[Data items]

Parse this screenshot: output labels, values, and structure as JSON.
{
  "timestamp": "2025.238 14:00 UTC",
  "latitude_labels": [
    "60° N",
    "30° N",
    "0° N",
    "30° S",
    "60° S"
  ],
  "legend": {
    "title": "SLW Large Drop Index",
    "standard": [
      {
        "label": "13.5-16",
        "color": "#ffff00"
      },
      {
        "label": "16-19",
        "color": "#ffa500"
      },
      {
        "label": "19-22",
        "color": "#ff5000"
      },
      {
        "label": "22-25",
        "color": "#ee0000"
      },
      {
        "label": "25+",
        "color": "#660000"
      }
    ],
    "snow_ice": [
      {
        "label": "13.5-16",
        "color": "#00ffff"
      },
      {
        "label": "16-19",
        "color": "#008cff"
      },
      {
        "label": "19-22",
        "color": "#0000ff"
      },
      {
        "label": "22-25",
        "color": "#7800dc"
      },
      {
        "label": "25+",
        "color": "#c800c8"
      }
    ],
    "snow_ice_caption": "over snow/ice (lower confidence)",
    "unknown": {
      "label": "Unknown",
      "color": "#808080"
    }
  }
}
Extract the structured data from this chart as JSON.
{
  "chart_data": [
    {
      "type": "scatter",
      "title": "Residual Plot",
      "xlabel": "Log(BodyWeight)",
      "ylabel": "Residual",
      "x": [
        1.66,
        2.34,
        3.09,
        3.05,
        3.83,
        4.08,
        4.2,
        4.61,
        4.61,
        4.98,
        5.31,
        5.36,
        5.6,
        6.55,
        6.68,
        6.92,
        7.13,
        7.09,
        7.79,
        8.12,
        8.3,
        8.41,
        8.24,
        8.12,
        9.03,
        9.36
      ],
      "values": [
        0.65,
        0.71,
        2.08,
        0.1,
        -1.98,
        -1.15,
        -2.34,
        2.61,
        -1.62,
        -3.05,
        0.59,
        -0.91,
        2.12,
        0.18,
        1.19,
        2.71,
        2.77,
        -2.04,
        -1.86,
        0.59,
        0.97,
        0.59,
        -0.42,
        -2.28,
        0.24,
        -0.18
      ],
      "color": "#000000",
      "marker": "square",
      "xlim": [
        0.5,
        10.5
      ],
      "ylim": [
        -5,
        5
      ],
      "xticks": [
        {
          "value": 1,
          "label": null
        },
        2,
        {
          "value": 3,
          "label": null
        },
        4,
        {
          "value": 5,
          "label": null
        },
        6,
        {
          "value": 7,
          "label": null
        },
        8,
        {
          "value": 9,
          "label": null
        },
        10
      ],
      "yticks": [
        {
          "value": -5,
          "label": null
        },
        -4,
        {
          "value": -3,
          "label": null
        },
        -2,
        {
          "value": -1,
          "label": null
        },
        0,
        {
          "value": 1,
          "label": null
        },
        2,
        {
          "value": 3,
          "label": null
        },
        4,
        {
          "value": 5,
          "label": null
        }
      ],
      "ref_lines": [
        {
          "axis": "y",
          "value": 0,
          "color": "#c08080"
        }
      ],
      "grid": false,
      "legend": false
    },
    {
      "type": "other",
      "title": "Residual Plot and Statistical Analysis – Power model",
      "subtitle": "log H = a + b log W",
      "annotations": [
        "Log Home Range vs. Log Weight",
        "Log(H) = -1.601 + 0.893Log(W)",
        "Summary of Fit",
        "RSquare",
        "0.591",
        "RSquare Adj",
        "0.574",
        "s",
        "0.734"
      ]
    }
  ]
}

**WHAT IS NEEDED**
Restate the whole listing exactly, leaving out nothing.

**OUTPUT OF THE TASK**
Parse this screenshot: output labels, values, and structure as JSON.
{
  "timestamp": "2025.238 14:00 UTC",
  "latitude_labels": [
    "60° N",
    "30° N",
    "0° N",
    "30° S",
    "60° S"
  ],
  "legend": {
    "title": "SLW Large Drop Index",
    "standard": [
      {
        "label": "13.5-16",
        "color": "#ffff00"
      },
      {
        "label": "16-19",
        "color": "#ffa500"
      },
      {
        "label": "19-22",
        "color": "#ff5000"
      },
      {
        "label": "22-25",
        "color": "#ee0000"
      },
      {
        "label": "25+",
        "color": "#660000"
      }
    ],
    "snow_ice": [
      {
        "label": "13.5-16",
        "color": "#00ffff"
      },
      {
        "label": "16-19",
        "color": "#008cff"
      },
      {
        "label": "19-22",
        "color": "#0000ff"
      },
      {
        "label": "22-25",
        "color": "#7800dc"
      },
      {
        "label": "25+",
        "color": "#c800c8"
      }
    ],
    "snow_ice_caption": "over snow/ice (lower confidence)",
    "unknown": {
      "label": "Unknown",
      "color": "#808080"
    }
  }
}
Extract the structured data from this chart as JSON.
{
  "chart_data": [
    {
      "type": "scatter",
      "title": "Residual Plot",
      "xlabel": "Log(BodyWeight)",
      "ylabel": "Residual",
      "x": [
        1.66,
        2.34,
        3.09,
        3.05,
        3.83,
        4.08,
        4.2,
        4.61,
        4.61,
        4.98,
        5.31,
        5.36,
        5.6,
        6.55,
        6.68,
        6.92,
        7.13,
        7.09,
        7.79,
        8.12,
        8.3,
        8.41,
        8.24,
        8.12,
        9.03,
        9.36
      ],
      "values": [
        0.65,
        0.71,
        2.08,
        0.1,
        -1.98,
        -1.15,
        -2.34,
        2.61,
        -1.62,
        -3.05,
        0.59,
        -0.91,
        2.12,
        0.18,
        1.19,
        2.71,
        2.77,
        -2.04,
        -1.86,
        0.59,
        0.97,
        0.59,
        -0.42,
        -2.28,
        0.24,
        -0.18
      ],
      "color": "#000000",
      "marker": "square",
      "xlim": [
        0.5,
        10.5
      ],
      "ylim": [
        -5,
        5
      ],
      "xticks": [
        {
          "value": 1,
          "label": null
        },
        2,
        {
          "value": 3,
          "label": null
        },
        4,
        {
          "value": 5,
          "label": null
        },
        6,
        {
          "value": 7,
          "label": null
        },
        8,
        {
          "value": 9,
          "label": null
        },
        10
      ],
      "yticks": [
        {
          "value": -5,
          "label": null
        },
        -4,
        {
          "value": -3,
          "label": null
        },
        -2,
        {
          "value": -1,
          "label": null
        },
        0,
        {
          "value": 1,
          "label": null
        },
        2,
        {
          "value": 3,
          "label": null
        },
        4,
        {
          "value": 5,
          "label": null
        }
      ],
      "ref_lines": [
        {
          "axis": "y",
          "value": 0,
          "color": "#c08080"
        }
      ],
      "grid": false,
      "legend": false
    },
    {
      "type": "other",
      "title": "Residual Plot and Statistical Analysis – Power model",
      "subtitle": "log H = a + b log W",
      "annotations": [
        "Log Home Range vs. Log Weight",
        "Log(H) = -1.601 + 0.893Log(W)",
        "Summary of Fit",
        "RSquare",
        "0.591",
        "RSquare Adj",
        "0.574",
        "s",
        "0.734"
      ]
    }
  ]
}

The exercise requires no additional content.